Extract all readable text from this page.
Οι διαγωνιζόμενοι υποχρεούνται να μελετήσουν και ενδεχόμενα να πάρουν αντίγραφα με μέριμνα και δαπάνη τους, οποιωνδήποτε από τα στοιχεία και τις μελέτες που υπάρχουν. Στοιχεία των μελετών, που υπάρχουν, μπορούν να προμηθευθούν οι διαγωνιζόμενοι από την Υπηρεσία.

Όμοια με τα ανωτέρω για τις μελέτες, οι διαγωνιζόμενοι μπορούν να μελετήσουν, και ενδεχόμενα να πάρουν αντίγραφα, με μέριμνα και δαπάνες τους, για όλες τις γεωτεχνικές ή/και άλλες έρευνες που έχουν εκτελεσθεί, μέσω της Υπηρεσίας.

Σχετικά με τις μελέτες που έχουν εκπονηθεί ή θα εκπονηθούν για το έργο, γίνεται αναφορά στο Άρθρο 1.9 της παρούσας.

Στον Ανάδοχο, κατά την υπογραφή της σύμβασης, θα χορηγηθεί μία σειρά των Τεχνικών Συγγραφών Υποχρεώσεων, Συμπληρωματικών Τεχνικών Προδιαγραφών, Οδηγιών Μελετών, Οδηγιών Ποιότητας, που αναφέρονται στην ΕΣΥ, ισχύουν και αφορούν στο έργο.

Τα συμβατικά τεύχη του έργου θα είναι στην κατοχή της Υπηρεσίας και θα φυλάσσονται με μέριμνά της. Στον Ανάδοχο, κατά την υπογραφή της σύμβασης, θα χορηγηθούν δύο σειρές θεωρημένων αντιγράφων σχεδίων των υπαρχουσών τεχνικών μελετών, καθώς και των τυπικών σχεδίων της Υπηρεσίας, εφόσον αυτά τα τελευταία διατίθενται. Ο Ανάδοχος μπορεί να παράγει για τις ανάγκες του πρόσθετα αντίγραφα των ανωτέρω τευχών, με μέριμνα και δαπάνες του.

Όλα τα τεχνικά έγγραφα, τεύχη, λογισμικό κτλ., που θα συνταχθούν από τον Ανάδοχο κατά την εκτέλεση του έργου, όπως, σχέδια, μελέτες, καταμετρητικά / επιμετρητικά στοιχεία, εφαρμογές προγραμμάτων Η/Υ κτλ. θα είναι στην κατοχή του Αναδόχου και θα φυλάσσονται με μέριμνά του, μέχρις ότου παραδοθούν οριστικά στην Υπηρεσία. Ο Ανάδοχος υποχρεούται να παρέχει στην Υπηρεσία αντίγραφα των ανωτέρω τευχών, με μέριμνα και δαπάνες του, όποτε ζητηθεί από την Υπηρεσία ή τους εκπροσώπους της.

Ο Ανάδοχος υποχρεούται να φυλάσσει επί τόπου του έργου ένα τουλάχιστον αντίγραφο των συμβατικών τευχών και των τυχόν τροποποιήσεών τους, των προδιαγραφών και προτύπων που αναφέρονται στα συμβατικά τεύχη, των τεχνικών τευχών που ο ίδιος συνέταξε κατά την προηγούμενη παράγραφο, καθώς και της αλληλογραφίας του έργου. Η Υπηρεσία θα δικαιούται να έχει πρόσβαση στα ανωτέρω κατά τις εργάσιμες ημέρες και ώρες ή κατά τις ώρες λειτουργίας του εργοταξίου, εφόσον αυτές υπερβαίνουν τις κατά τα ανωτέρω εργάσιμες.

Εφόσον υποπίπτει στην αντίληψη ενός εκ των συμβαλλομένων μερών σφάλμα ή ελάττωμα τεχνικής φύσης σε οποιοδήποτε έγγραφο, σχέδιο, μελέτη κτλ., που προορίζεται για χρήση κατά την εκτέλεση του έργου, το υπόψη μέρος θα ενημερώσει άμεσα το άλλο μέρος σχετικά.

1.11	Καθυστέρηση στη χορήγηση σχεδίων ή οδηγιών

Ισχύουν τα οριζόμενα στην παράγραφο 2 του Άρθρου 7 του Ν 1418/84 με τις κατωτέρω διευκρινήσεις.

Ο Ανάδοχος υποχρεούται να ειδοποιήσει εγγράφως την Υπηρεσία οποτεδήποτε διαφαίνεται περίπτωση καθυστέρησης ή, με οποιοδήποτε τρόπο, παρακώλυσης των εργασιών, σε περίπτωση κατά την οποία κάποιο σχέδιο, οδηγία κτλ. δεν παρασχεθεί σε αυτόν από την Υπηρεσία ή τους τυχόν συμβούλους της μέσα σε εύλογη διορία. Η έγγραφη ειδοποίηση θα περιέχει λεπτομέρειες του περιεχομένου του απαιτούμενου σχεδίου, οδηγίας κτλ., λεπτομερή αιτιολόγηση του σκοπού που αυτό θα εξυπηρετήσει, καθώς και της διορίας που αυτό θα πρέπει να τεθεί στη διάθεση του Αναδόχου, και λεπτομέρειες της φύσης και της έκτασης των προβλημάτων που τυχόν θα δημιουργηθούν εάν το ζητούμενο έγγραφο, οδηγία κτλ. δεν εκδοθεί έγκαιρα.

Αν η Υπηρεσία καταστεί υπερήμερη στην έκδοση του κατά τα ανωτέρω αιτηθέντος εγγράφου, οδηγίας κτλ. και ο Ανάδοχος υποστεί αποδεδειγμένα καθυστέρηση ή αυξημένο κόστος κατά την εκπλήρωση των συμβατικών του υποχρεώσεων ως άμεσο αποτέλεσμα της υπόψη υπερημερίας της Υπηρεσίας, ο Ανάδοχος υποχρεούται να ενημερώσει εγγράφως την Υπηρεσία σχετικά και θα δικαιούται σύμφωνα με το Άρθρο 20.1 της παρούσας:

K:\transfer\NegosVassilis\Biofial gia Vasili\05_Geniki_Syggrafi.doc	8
===
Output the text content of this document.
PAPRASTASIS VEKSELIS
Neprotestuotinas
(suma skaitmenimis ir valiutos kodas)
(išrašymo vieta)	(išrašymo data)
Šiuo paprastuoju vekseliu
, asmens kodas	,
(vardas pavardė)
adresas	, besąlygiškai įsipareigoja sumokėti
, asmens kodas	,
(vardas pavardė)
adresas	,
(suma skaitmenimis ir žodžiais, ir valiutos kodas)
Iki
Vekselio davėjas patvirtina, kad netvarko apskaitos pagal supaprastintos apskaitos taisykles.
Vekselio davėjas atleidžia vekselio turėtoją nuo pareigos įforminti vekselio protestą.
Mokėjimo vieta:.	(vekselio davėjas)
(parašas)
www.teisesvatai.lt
===
#### What you have to do
Say how many lines of the data include the word "valiutos". Nothing other than the number should be given.

#### Task output
2